_Given exercise_: Return the entries below verbatim. Pictures stay out.
━━━━
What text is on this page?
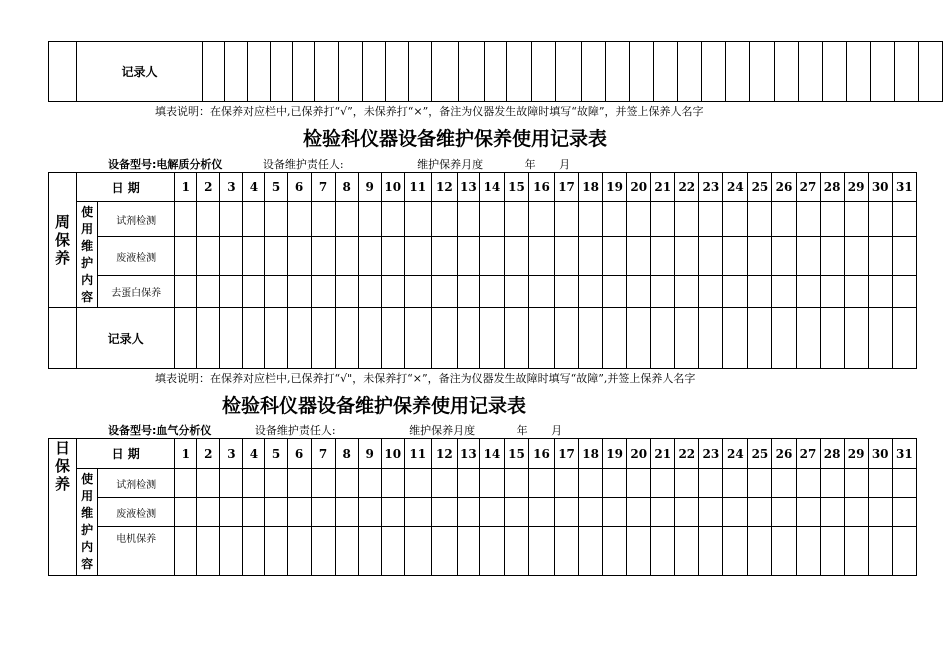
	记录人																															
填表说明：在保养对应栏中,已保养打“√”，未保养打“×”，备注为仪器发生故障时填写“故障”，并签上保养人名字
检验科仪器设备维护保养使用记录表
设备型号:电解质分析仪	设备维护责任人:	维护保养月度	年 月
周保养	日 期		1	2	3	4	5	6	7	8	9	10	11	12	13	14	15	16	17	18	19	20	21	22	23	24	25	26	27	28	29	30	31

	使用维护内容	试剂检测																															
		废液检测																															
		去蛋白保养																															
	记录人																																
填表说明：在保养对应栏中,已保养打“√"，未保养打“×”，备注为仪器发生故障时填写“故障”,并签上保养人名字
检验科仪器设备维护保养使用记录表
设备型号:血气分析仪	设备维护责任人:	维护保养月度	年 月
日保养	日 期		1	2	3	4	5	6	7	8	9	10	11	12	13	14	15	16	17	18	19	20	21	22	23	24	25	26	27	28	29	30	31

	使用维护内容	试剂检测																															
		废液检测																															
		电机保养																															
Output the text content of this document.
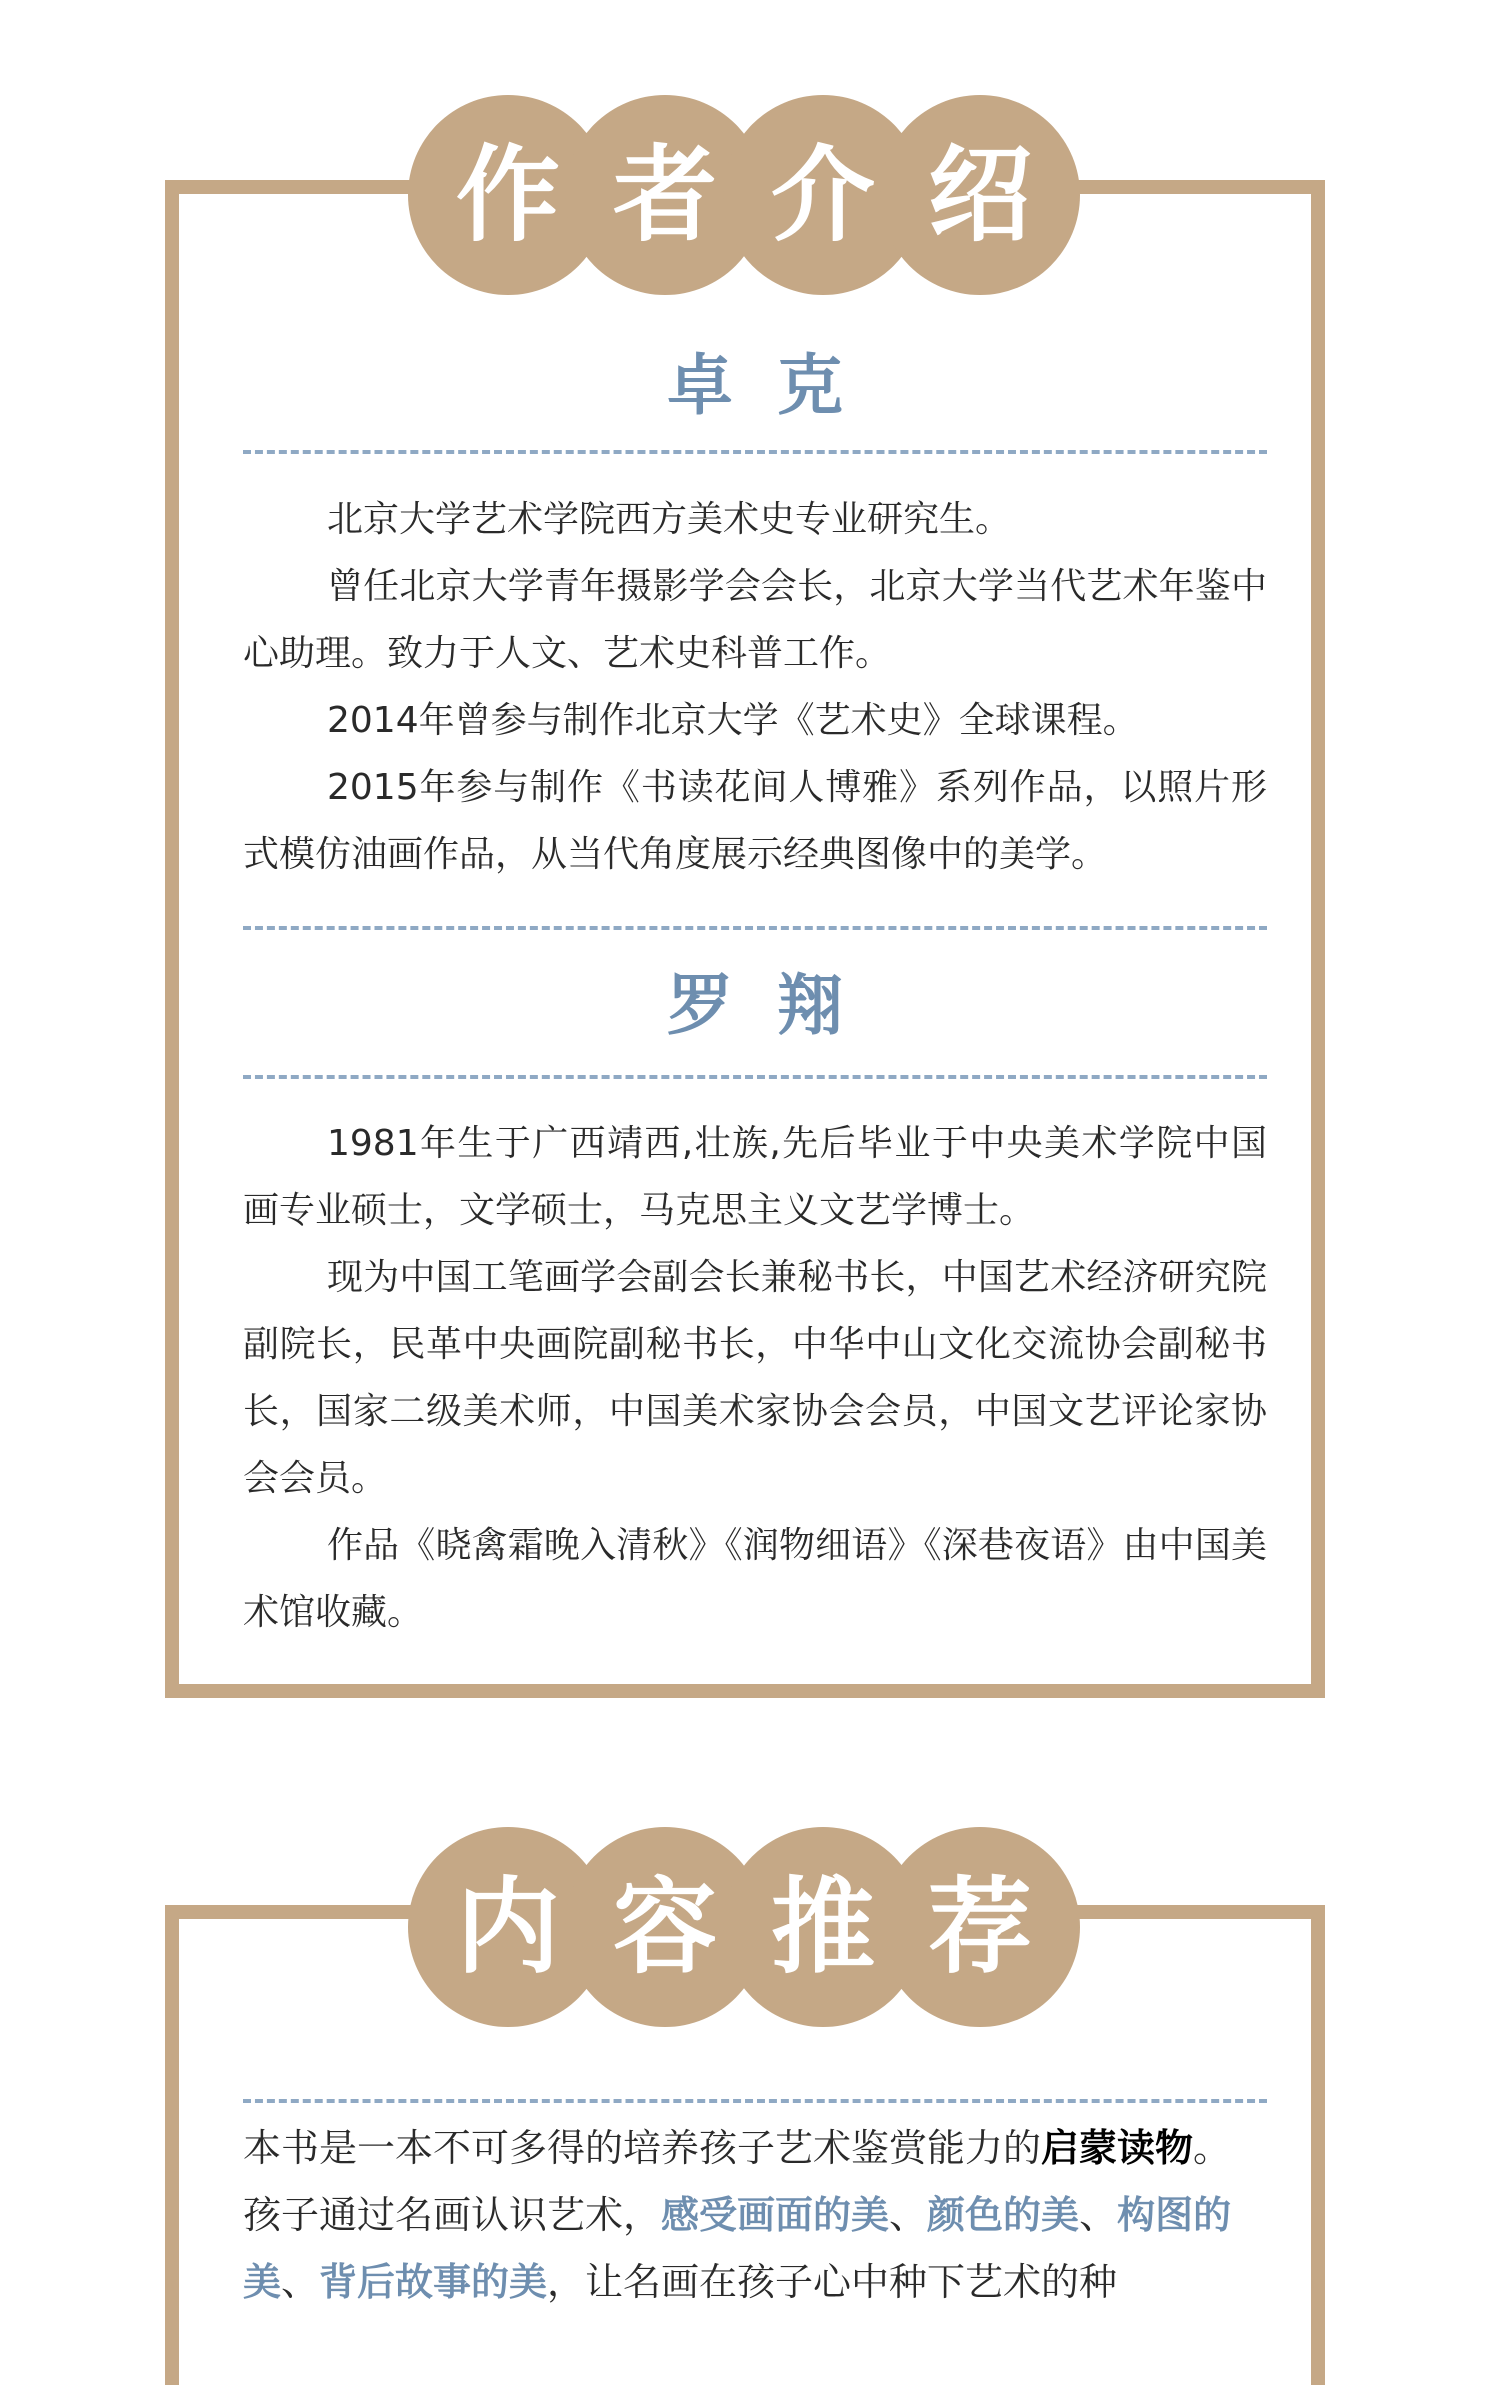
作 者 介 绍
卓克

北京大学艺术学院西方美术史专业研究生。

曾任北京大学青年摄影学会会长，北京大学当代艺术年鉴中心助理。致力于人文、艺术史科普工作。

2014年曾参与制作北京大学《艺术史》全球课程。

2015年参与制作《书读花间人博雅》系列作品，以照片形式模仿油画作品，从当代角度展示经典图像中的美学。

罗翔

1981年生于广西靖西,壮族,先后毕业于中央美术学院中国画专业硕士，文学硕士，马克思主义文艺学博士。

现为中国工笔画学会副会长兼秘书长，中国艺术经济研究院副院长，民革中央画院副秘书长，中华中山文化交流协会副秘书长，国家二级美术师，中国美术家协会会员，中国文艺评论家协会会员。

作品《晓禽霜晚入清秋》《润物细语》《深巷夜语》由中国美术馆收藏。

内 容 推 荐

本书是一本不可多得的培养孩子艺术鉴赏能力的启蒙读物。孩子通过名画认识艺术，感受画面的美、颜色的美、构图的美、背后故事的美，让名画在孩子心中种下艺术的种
━━━━
_Correct output_:
What text is on this page?
	记录人																															
填表说明：在保养对应栏中,已保养打“√”，未保养打“×”，备注为仪器发生故障时填写“故障”，并签上保养人名字
检验科仪器设备维护保养使用记录表
设备型号:电解质分析仪	设备维护责任人:	维护保养月度	年 月
周保养	日 期		1	2	3	4	5	6	7	8	9	10	11	12	13	14	15	16	17	18	19	20	21	22	23	24	25	26	27	28	29	30	31

	使用维护内容	试剂检测																															
		废液检测																															
		去蛋白保养																															
	记录人																																
填表说明：在保养对应栏中,已保养打“√"，未保养打“×”，备注为仪器发生故障时填写“故障”,并签上保养人名字
检验科仪器设备维护保养使用记录表
设备型号:血气分析仪	设备维护责任人:	维护保养月度	年 月
日保养	日 期		1	2	3	4	5	6	7	8	9	10	11	12	13	14	15	16	17	18	19	20	21	22	23	24	25	26	27	28	29	30	31

	使用维护内容	试剂检测																															
		废液检测																															
		电机保养																															
Output the text content of this document.
作 者 介 绍
卓克

北京大学艺术学院西方美术史专业研究生。

曾任北京大学青年摄影学会会长，北京大学当代艺术年鉴中心助理。致力于人文、艺术史科普工作。

2014年曾参与制作北京大学《艺术史》全球课程。

2015年参与制作《书读花间人博雅》系列作品，以照片形式模仿油画作品，从当代角度展示经典图像中的美学。

罗翔

1981年生于广西靖西,壮族,先后毕业于中央美术学院中国画专业硕士，文学硕士，马克思主义文艺学博士。

现为中国工笔画学会副会长兼秘书长，中国艺术经济研究院副院长，民革中央画院副秘书长，中华中山文化交流协会副秘书长，国家二级美术师，中国美术家协会会员，中国文艺评论家协会会员。

作品《晓禽霜晚入清秋》《润物细语》《深巷夜语》由中国美术馆收藏。

内 容 推 荐

本书是一本不可多得的培养孩子艺术鉴赏能力的启蒙读物。孩子通过名画认识艺术，感受画面的美、颜色的美、构图的美、背后故事的美，让名画在孩子心中种下艺术的种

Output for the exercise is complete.